#### Work instructions
1) In the blog post about the Azure proof of concept, where was the full DevOps pipeline built?
2) Edit the blog post passage from "I know it’s" to "an interesting quarter.", putting "Kubernetes" in place of "Docker".
3) Pick up the blog post about business value and write what comes next.

#### Excerpt
────────
I know it’s been a while. This afternoon is the first in weeks that I’m had a few moments to reset my brain.
I’m neck deep in an Azure POC for my business unit. I’m demoing a scalable, globally deployed microservice enabled system. (I know too many buzzwords). Think Excel client with a full cloud backend with everything that implies and it’s available worldwide.
There has been a lot to learn for this POC. But it’s all coming together. Along the way we did a full DevOps pipeline on VisualStudio.com. I learned some of the ins and out for release a service fabric app to secured cluster; added more PowerShell skills to my toolbox; extended my understanding of Docker and Azure Function; etc, etc, etc.
It’s been an interesting quarter.
But why?
In the last year or so, I’ve had it hammered into my head that the business demands value. In the past, I was more of a “pure” programmer. Not that I have changed all that much. What’s different is an understanding of the bigger picture of “business.”
My first question has become, “What’s the business value?” I still live and breathe research. I spend most of my week writing prototypes and developing infrastructure to accelerate the development of my teammates. But when it’s time for the rubber to meet the road, there has to be business value.
────────
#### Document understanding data
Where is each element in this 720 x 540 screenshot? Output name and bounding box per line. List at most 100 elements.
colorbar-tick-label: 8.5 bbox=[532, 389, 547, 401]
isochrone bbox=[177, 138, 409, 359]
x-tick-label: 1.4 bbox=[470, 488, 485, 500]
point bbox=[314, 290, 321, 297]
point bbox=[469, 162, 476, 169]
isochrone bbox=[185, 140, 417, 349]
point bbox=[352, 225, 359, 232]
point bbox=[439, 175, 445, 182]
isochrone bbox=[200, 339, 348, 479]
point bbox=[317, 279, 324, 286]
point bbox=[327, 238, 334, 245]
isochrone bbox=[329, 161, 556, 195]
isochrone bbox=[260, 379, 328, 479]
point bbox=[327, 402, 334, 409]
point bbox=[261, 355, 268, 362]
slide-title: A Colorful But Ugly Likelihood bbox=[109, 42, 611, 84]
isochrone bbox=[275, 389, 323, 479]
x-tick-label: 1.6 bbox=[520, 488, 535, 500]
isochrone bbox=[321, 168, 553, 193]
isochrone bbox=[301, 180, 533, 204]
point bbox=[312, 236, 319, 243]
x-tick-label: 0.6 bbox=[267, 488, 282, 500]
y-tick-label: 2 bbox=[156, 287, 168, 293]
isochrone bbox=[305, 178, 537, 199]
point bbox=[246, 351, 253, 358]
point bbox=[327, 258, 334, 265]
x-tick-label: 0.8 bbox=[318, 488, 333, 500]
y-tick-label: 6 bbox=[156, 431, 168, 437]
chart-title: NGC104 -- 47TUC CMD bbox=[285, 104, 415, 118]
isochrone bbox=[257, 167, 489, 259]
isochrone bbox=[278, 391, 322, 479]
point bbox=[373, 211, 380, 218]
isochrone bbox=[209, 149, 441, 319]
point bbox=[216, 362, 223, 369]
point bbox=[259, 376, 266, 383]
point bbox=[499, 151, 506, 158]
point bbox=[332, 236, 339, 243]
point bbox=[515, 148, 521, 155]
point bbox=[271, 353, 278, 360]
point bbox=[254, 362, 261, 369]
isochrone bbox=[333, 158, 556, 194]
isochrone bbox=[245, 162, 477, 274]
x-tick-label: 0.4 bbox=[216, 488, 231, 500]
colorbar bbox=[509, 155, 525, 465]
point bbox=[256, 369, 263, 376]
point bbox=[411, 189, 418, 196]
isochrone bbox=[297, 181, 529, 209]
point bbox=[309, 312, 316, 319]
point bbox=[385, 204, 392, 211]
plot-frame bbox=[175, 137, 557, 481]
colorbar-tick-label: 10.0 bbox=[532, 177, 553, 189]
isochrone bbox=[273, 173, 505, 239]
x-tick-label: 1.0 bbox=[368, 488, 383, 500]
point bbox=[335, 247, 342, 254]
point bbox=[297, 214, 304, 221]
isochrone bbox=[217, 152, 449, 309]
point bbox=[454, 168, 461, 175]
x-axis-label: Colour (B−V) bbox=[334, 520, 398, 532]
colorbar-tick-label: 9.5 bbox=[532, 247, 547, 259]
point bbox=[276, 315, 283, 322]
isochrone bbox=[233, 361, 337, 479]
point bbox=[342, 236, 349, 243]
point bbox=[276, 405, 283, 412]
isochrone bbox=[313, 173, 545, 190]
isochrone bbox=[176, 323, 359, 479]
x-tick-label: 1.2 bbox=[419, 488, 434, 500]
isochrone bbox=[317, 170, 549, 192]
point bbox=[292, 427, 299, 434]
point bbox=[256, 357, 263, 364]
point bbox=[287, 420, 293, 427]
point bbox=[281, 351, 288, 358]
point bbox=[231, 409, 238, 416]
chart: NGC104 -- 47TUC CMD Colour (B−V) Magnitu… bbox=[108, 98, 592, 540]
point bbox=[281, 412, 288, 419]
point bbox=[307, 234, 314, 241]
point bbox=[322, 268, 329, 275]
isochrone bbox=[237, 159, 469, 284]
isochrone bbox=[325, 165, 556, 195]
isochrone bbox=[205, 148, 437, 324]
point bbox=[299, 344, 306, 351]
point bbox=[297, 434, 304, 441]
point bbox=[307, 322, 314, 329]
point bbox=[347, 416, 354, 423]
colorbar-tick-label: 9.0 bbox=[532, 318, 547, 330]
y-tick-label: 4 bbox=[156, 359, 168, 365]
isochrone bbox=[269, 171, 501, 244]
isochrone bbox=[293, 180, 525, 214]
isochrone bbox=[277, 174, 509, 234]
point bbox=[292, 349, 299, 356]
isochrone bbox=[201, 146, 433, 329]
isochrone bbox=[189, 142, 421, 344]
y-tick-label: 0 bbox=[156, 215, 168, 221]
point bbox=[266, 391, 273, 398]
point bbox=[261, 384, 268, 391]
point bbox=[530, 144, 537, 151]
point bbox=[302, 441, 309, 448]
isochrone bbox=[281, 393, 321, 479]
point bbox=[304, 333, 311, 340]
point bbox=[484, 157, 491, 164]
────────
#### Expected outputs
1) On VisualStudio.com.

2)
I know it’s been a while. This afternoon is the first in weeks that I’m had a few moments to reset my brain.
I’m neck deep in an Azure POC for my business unit. I’m demoing a scalable, globally deployed microservice enabled system. (I know too many buzzwords). Think Excel client with a full cloud backend with everything that implies and it’s available worldwide.
There has been a lot to learn for this POC. But it’s all coming together. Along the way we did a full DevOps pipeline on VisualStudio.com. I learned some of the ins and out for release a service fabric app to secured cluster; added more PowerShell skills to my toolbox; extended my understanding of Kubernetes and Azure Function; etc, etc, etc.
It’s been an interesting quarter.

3)
For instance, why move our code to Visual Studio Online? Well, to be blunt, the provided corporate infrastructure is shit. The system is down about as much as it is up. My team simply can’t function that way. So we moved off the corporate source control system to our own self-hosted TFS setup. That too became a problem when the composition of our team changed. No one wanted to maintain the servers. To put it another way, is there any business value in a development team supporting it’s own source control system? No. That’s not what we are paid to do. We’re paid to solve business problems and add value to the org. Futzing around with VM, TFS configurations, and a constant stream of patches and updates is far beyond our mission statement.
So…
I did the basic research on moving up to VSTS. One of my teammates took it farther and we proved it out. Issues like permissions, internal deployments, click-once packaging, Coded UI testing and cloud deployments were resolved. Everything worked and now we’re migrating all of our code into the cloud.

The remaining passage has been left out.